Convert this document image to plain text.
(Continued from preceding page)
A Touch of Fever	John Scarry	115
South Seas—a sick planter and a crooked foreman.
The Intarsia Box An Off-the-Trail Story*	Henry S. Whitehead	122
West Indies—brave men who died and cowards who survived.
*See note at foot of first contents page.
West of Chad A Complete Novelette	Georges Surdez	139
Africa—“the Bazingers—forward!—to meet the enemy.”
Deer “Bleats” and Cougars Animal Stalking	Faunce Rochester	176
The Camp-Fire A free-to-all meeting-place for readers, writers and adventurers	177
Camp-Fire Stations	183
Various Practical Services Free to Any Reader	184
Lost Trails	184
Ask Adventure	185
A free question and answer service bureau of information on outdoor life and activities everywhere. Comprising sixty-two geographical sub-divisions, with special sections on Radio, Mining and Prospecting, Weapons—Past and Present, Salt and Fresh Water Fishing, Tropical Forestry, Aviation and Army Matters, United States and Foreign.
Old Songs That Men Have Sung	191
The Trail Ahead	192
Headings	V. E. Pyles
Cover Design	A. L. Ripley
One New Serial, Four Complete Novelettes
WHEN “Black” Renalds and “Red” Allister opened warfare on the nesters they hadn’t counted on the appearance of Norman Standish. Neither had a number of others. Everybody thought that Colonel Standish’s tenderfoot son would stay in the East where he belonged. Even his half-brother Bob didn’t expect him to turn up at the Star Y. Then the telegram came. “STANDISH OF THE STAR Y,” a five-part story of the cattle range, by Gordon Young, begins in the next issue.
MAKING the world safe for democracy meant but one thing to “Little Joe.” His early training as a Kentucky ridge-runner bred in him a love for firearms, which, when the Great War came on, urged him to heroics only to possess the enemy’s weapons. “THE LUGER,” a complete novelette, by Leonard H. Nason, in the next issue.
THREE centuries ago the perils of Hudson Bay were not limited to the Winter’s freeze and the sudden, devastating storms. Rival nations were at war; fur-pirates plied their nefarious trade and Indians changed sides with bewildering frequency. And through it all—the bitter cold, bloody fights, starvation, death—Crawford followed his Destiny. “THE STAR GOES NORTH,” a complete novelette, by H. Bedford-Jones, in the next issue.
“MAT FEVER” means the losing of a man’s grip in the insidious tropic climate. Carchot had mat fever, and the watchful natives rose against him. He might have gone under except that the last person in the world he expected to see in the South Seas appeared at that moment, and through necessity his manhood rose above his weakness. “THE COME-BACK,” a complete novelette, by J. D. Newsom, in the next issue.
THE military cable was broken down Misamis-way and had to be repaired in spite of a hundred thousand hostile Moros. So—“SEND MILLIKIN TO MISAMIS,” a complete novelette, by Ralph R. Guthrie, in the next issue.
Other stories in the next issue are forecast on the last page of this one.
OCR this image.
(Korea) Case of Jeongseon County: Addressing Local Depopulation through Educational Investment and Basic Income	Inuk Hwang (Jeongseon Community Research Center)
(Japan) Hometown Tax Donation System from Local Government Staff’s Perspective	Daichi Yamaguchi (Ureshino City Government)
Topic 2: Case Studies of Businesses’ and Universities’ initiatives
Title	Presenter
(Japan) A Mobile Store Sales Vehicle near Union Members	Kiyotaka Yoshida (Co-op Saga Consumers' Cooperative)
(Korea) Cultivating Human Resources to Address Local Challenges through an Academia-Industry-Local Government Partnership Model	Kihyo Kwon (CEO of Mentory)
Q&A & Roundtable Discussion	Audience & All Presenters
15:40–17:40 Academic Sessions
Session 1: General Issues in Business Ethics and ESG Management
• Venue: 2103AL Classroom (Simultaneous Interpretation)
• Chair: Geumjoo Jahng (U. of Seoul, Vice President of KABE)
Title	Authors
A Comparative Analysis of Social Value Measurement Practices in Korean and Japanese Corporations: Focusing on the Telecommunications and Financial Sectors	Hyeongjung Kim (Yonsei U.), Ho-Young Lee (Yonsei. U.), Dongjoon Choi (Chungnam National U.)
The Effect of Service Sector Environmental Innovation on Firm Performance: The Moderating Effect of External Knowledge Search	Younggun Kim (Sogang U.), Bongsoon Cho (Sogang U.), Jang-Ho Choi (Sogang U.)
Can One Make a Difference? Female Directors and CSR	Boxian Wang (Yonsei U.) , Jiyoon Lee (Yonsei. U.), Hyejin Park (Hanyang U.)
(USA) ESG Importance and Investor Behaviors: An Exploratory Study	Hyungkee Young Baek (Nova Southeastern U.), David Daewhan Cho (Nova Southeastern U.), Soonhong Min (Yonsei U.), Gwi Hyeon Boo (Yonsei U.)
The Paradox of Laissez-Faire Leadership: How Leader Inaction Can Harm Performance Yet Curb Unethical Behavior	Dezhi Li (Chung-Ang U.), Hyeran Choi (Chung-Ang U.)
=====
**Stated exercise**
Copy and report every line where the word "Seas" is present.

**Correct answer**
South Seas—a sick planter and a crooked foreman.
“MAT FEVER” means the losing of a man’s grip in the insidious tropic climate. Carchot had mat fever, and the watchful natives rose against him. He might have gone under except that the last person in the world he expected to see in the South Seas appeared at that moment, and through necessity his manhood rose above his weakness. “THE COME-BACK,” a complete novelette, by J. D. Newsom, in the next issue.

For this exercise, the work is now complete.